_Given information:_
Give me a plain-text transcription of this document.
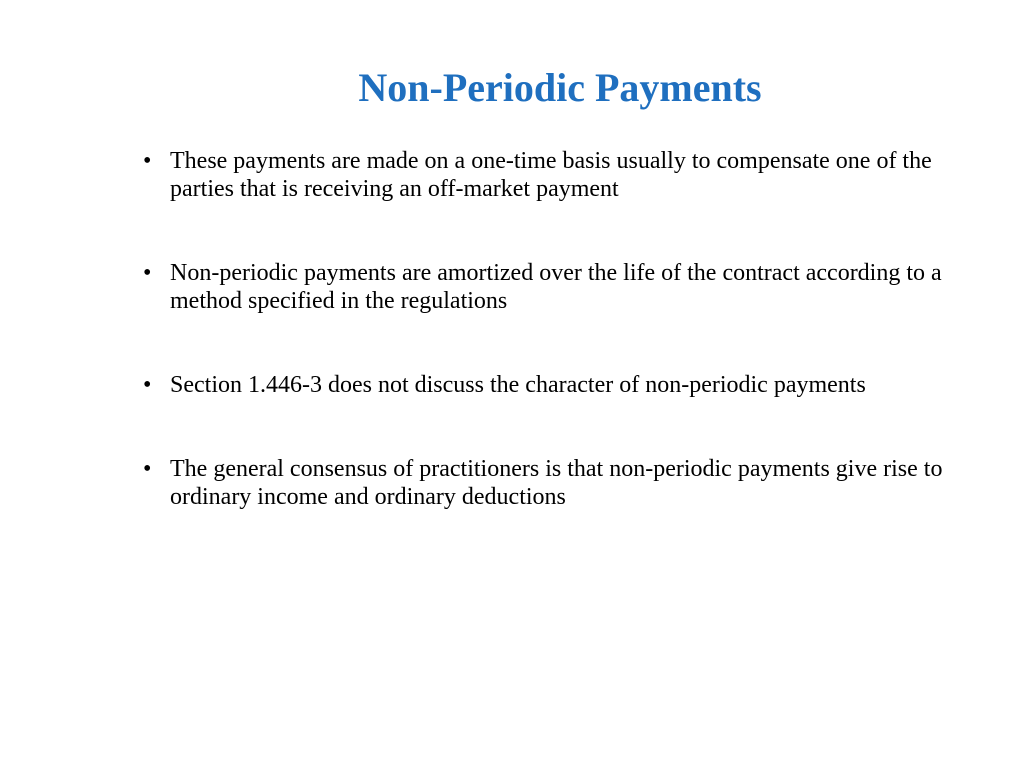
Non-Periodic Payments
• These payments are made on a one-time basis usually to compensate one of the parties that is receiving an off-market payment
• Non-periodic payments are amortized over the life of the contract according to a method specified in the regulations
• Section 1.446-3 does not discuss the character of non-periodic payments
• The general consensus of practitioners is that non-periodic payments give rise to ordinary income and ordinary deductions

_Exercise requirements:_
Give every record again exactly, apart from the pictures, which stay out.

_Expected answer:_
Give me a plain-text transcription of this document.
Non-Periodic Payments
• These payments are made on a one-time basis usually to compensate one of the parties that is receiving an off-market payment
• Non-periodic payments are amortized over the life of the contract according to a method specified in the regulations
• Section 1.446-3 does not discuss the character of non-periodic payments
• The general consensus of practitioners is that non-periodic payments give rise to ordinary income and ordinary deductions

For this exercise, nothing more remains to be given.